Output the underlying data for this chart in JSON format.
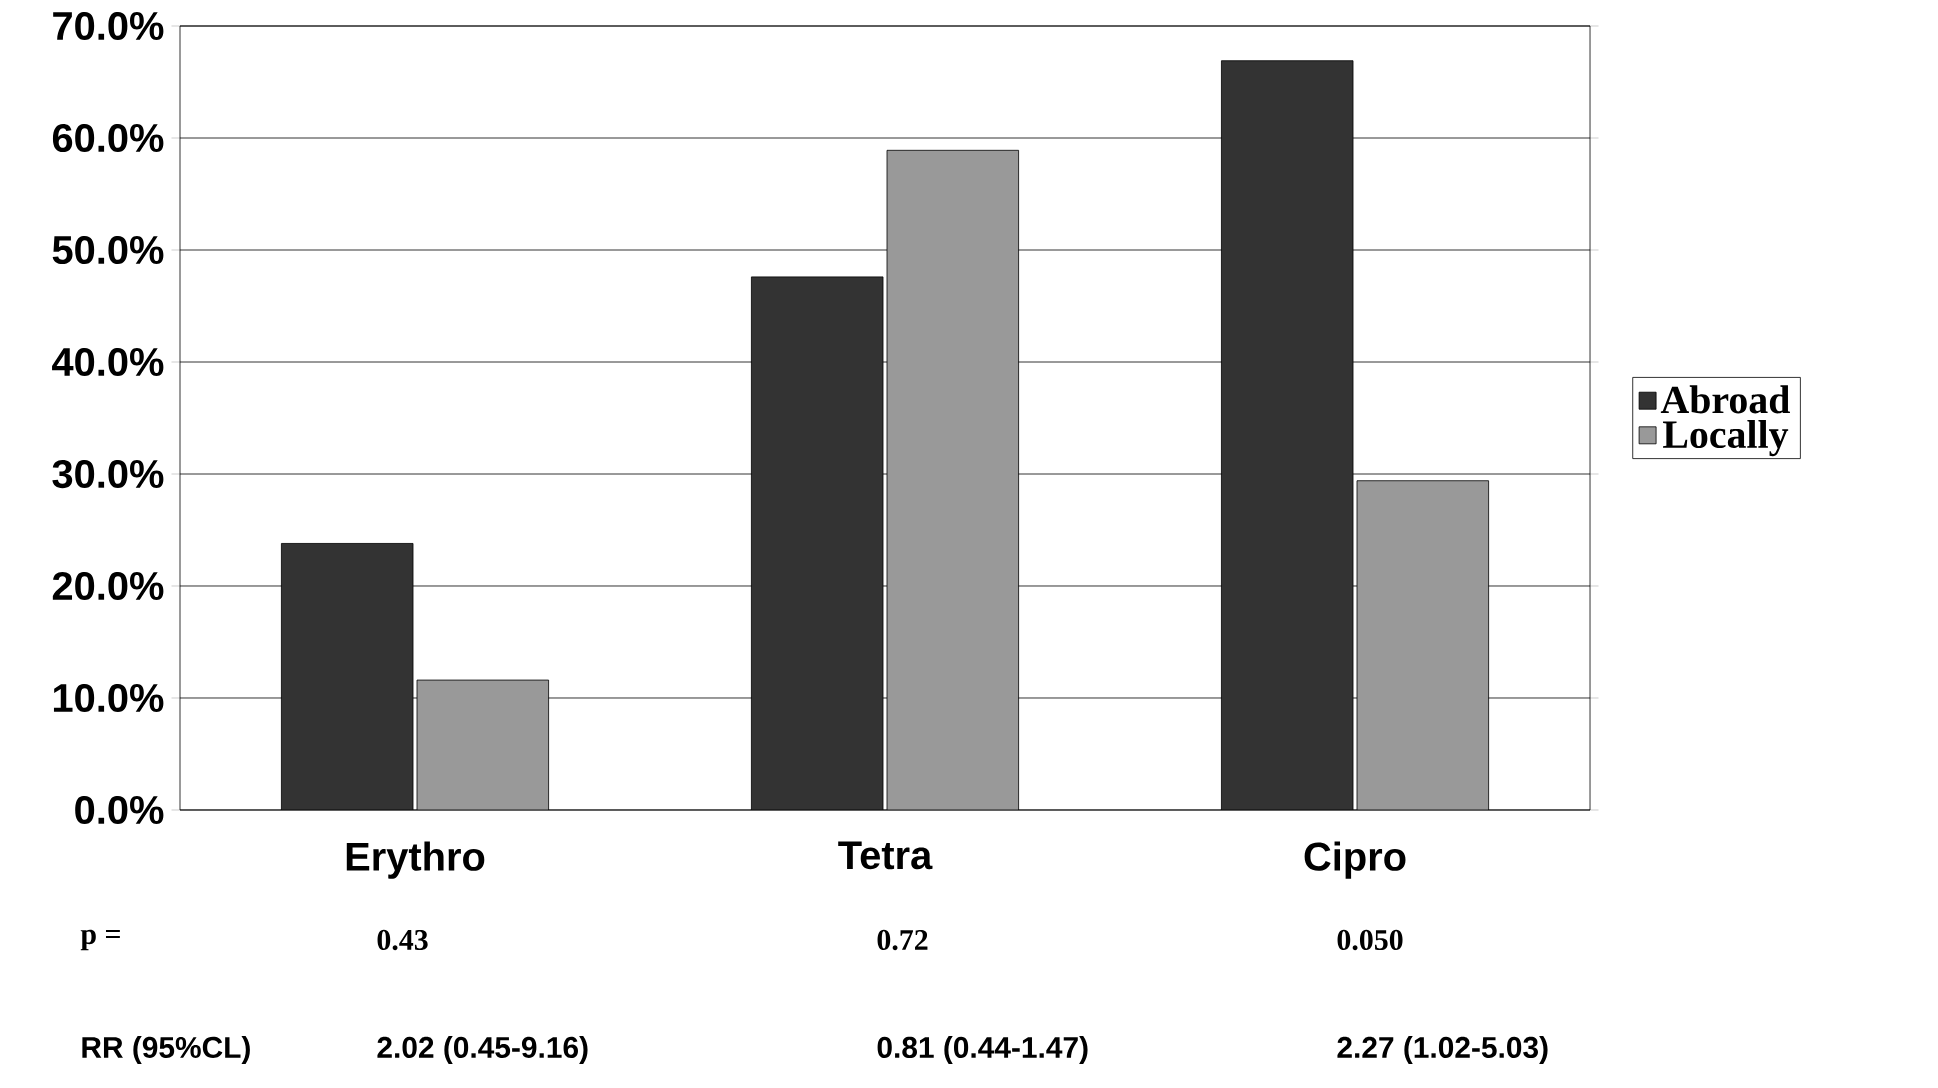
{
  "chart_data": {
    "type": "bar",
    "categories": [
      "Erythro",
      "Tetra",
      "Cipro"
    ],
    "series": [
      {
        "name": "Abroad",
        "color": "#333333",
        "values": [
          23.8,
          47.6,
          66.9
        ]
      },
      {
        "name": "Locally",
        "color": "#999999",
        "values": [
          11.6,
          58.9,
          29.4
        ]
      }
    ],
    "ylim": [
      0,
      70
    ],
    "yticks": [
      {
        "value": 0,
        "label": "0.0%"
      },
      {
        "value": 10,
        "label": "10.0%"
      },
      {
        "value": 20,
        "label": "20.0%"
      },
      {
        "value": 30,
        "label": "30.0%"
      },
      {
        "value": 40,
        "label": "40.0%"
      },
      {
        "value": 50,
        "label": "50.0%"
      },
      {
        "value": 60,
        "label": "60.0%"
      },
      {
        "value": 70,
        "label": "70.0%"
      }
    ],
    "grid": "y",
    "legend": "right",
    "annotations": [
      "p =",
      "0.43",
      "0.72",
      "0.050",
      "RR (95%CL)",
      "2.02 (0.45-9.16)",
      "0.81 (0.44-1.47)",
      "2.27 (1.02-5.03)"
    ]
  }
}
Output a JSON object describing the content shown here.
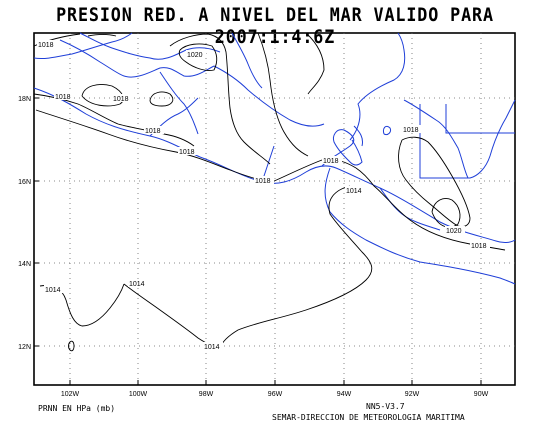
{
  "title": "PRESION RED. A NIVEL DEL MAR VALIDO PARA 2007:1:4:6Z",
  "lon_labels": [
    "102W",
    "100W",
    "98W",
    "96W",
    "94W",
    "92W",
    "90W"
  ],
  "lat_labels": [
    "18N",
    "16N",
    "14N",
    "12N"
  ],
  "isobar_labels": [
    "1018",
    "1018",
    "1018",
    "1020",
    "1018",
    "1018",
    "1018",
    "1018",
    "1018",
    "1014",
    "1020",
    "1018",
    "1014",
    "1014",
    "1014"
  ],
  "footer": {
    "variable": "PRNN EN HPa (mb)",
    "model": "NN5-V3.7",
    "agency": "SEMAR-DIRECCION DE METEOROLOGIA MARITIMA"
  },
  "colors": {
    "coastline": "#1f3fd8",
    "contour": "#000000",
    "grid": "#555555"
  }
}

━━━━━━━━━━━━━━━━

EXERCISE PROMPT =
Every entry above is to be set down exactly; the pictures are to be left out.

FINAL ANSWER =
Output the underlying data for this chart in JSON format.
{
  "chart_data": {
    "type": "bar",
    "categories": [
      "Erythro",
      "Tetra",
      "Cipro"
    ],
    "series": [
      {
        "name": "Abroad",
        "color": "#333333",
        "values": [
          23.8,
          47.6,
          66.9
        ]
      },
      {
        "name": "Locally",
        "color": "#999999",
        "values": [
          11.6,
          58.9,
          29.4
        ]
      }
    ],
    "ylim": [
      0,
      70
    ],
    "yticks": [
      {
        "value": 0,
        "label": "0.0%"
      },
      {
        "value": 10,
        "label": "10.0%"
      },
      {
        "value": 20,
        "label": "20.0%"
      },
      {
        "value": 30,
        "label": "30.0%"
      },
      {
        "value": 40,
        "label": "40.0%"
      },
      {
        "value": 50,
        "label": "50.0%"
      },
      {
        "value": 60,
        "label": "60.0%"
      },
      {
        "value": 70,
        "label": "70.0%"
      }
    ],
    "grid": "y",
    "legend": "right",
    "annotations": [
      "p =",
      "0.43",
      "0.72",
      "0.050",
      "RR (95%CL)",
      "2.02 (0.45-9.16)",
      "0.81 (0.44-1.47)",
      "2.27 (1.02-5.03)"
    ]
  }
}
Output a JSON object describing the content shown here.
{
  "title": "PRESION RED. A NIVEL DEL MAR VALIDO PARA 2007:1:4:6Z",
  "lon_labels": [
    "102W",
    "100W",
    "98W",
    "96W",
    "94W",
    "92W",
    "90W"
  ],
  "lat_labels": [
    "18N",
    "16N",
    "14N",
    "12N"
  ],
  "isobar_labels": [
    "1018",
    "1018",
    "1018",
    "1020",
    "1018",
    "1018",
    "1018",
    "1018",
    "1018",
    "1014",
    "1020",
    "1018",
    "1014",
    "1014",
    "1014"
  ],
  "footer": {
    "variable": "PRNN EN HPa (mb)",
    "model": "NN5-V3.7",
    "agency": "SEMAR-DIRECCION DE METEOROLOGIA MARITIMA"
  },
  "colors": {
    "coastline": "#1f3fd8",
    "contour": "#000000",
    "grid": "#555555"
  }
}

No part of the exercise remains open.